**** Source records ****

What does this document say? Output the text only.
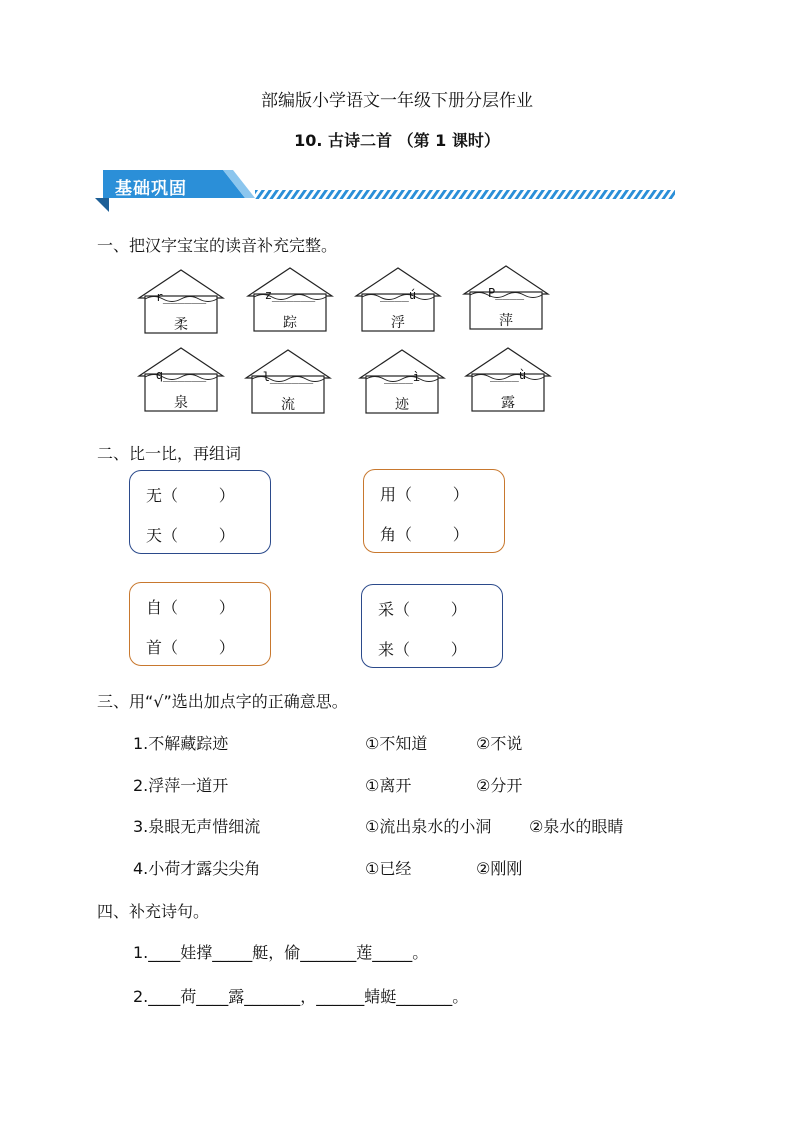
部编版小学语文一年级下册分层作业
10. 古诗二首 （第 1 课时）
基础巩固
一、把汉字宝宝的读音补充完整。
r______
柔
z______
踪
____ú
浮
P____
萍
q______
泉
l______
流
____ì
迹
____ù
露
二、比一比，再组词
无（        ）
天（        ）
用（        ）
角（        ）
自（        ）
首（        ）
采（        ）
来（        ）
三、用“√”选出加点字的正确意思。
1.不解藏踪迹	①不知道	②不说
2.浮萍一道开	①离开	②分开
3.泉眼无声惜细流	①流出泉水的小洞 ②泉水的眼睛
4.小荷才露尖尖角	①已经	②刚刚
四、补充诗句。
1.____娃撑_____艇，偷_______莲_____。
2.____荷____露_______，______蜻蜓_______。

****

Repeat the listing in full and exactly. Leave any pictures out.

**Written solution**
What does this document say? Output the text only.
部编版小学语文一年级下册分层作业
10. 古诗二首 （第 1 课时）
基础巩固
一、把汉字宝宝的读音补充完整。
r______
柔
z______
踪
____ú
浮
P____
萍
q______
泉
l______
流
____ì
迹
____ù
露
二、比一比，再组词
无（        ）
天（        ）
用（        ）
角（        ）
自（        ）
首（        ）
采（        ）
来（        ）
三、用“√”选出加点字的正确意思。
1.不解藏踪迹	①不知道	②不说
2.浮萍一道开	①离开	②分开
3.泉眼无声惜细流	①流出泉水的小洞 ②泉水的眼睛
4.小荷才露尖尖角	①已经	②刚刚
四、补充诗句。
1.____娃撑_____艇，偷_______莲_____。
2.____荷____露_______，______蜻蜓_______。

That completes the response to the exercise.